* **YOUR OBJECTIVE**:
Within the data that follows, how many lines carry the string "structured"? Give the number alone.

* Start EXTRACTED ENTRIES *

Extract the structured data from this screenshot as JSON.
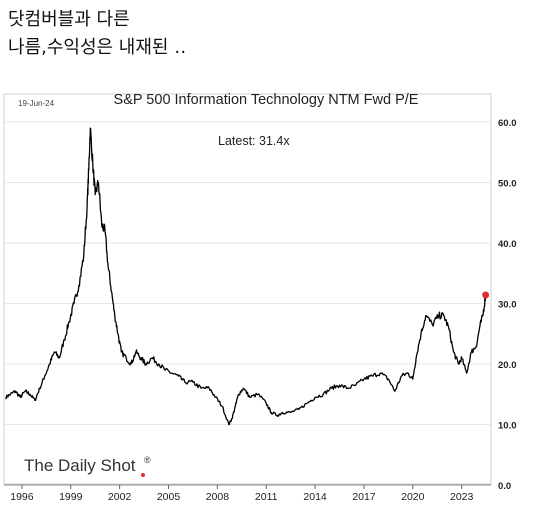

* End EXTRACTED ENTRIES *
* Start EXTRACTED ENTRIES *

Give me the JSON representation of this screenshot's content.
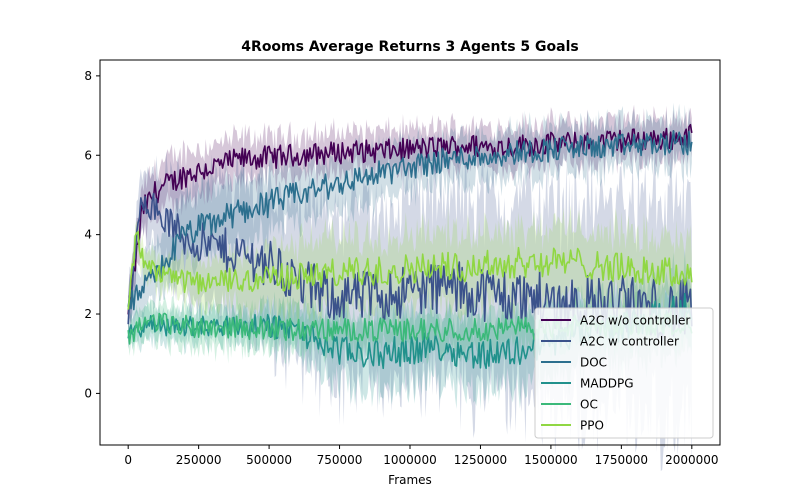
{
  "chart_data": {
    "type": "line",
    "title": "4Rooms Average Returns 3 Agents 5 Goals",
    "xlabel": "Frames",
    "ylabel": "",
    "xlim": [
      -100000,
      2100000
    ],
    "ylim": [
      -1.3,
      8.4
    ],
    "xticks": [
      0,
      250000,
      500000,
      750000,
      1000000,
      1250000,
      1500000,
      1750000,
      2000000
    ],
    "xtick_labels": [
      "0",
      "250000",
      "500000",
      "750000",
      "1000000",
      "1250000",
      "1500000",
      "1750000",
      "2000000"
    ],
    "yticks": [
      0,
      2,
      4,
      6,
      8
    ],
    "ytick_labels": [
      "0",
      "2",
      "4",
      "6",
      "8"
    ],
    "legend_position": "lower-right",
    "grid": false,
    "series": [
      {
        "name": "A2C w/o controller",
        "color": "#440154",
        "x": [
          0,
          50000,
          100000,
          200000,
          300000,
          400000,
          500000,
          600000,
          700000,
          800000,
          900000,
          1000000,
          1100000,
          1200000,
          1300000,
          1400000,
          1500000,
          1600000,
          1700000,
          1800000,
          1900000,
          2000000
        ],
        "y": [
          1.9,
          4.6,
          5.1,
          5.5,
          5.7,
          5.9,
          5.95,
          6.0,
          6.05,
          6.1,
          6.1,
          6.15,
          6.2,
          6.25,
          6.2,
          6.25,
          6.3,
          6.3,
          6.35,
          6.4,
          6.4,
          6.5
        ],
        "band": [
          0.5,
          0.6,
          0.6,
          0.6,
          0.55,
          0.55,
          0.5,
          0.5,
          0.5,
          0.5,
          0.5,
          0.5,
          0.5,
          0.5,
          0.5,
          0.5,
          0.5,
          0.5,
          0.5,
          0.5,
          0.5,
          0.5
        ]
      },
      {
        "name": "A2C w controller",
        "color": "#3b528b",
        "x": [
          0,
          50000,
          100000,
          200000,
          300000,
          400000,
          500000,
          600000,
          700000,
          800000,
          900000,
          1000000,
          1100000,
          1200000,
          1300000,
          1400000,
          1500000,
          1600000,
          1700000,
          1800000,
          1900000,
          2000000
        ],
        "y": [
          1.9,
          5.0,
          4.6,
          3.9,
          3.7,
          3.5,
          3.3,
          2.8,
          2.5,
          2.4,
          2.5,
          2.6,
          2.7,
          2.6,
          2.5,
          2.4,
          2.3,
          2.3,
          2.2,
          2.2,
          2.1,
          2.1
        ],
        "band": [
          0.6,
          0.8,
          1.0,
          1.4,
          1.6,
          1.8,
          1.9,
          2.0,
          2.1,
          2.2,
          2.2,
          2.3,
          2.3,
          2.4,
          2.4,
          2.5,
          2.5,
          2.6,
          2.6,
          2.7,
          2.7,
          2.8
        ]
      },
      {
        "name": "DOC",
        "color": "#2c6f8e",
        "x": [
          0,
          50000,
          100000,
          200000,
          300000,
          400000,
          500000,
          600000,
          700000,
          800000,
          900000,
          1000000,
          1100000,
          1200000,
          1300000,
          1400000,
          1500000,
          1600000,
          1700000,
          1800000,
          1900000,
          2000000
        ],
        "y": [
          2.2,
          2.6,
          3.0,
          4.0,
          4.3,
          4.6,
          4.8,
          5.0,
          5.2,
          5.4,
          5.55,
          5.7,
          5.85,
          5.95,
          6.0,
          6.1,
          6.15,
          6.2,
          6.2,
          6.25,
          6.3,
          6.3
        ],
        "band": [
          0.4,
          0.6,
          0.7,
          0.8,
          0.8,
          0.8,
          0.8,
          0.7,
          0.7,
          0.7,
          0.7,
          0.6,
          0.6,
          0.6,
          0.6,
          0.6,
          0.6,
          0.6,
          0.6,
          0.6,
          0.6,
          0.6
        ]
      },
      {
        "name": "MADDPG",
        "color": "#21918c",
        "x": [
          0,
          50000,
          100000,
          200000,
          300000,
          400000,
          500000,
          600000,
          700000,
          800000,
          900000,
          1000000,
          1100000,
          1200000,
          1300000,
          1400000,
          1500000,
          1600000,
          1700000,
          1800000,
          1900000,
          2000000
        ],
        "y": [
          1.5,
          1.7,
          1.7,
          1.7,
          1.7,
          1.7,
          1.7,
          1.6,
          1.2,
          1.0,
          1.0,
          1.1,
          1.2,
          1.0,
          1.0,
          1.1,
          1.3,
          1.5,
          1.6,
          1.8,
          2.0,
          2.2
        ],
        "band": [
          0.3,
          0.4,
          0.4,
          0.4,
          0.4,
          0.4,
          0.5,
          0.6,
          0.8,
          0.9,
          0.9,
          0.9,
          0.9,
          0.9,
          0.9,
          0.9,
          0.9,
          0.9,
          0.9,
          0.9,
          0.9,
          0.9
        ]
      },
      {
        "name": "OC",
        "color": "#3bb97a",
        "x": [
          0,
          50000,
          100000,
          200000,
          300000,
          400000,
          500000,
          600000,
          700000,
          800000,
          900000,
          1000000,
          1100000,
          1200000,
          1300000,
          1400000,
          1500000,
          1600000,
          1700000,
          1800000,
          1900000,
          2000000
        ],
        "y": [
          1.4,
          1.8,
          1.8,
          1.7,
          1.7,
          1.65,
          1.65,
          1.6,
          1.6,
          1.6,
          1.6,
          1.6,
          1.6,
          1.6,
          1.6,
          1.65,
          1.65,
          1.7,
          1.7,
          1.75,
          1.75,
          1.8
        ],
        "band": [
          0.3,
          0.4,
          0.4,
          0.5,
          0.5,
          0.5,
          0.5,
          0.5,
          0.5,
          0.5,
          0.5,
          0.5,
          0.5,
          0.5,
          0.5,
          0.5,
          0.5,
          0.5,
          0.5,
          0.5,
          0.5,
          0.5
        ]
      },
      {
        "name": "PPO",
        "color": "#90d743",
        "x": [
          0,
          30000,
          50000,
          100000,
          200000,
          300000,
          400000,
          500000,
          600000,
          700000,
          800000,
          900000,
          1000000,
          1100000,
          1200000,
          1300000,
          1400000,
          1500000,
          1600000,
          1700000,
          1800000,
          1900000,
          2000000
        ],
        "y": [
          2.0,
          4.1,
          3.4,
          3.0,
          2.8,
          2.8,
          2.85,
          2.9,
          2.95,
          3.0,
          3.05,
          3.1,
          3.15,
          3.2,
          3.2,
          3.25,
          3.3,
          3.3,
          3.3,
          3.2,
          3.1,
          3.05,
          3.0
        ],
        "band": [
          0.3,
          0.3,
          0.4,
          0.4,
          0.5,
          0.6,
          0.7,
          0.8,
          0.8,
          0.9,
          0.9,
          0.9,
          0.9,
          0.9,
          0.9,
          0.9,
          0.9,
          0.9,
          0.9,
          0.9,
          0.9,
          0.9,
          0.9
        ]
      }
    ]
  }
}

* End EXTRACTED ENTRIES *
* Start EXTRACTED ENTRIES *

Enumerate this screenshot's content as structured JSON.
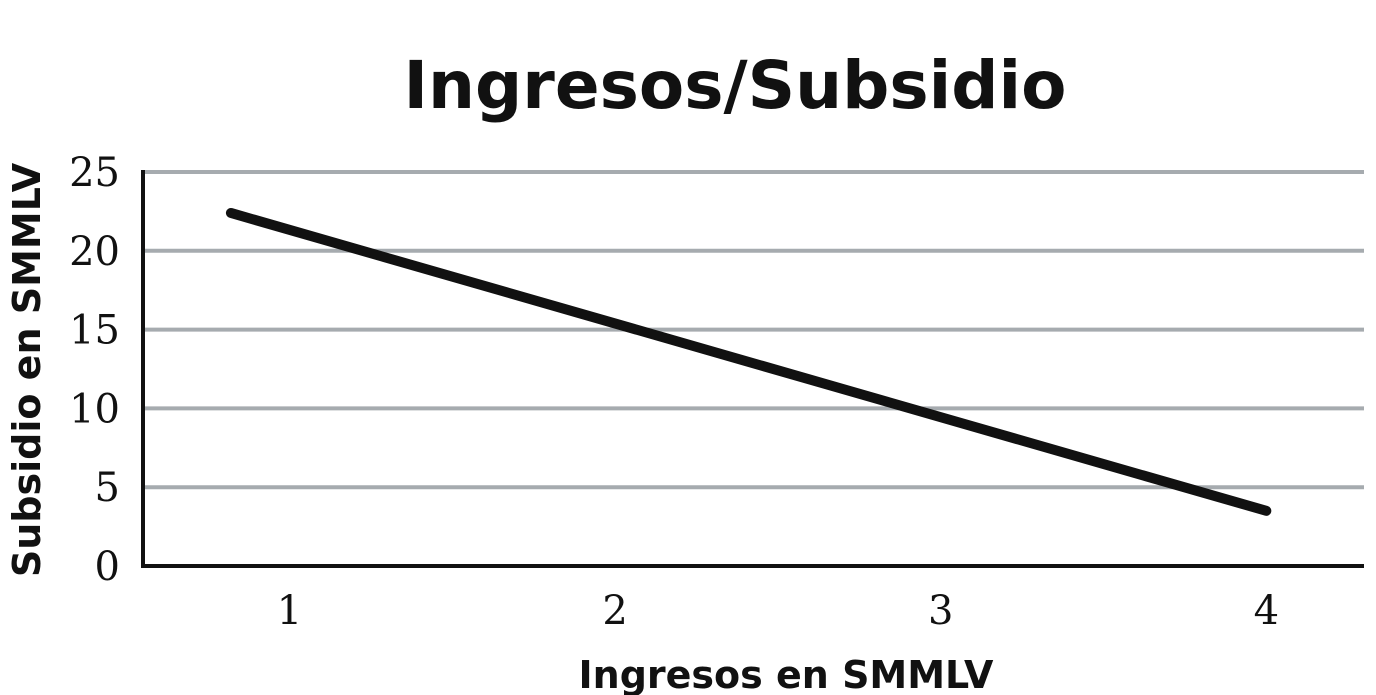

* End EXTRACTED ENTRIES *

* **EXERCISE ANSWER**:
2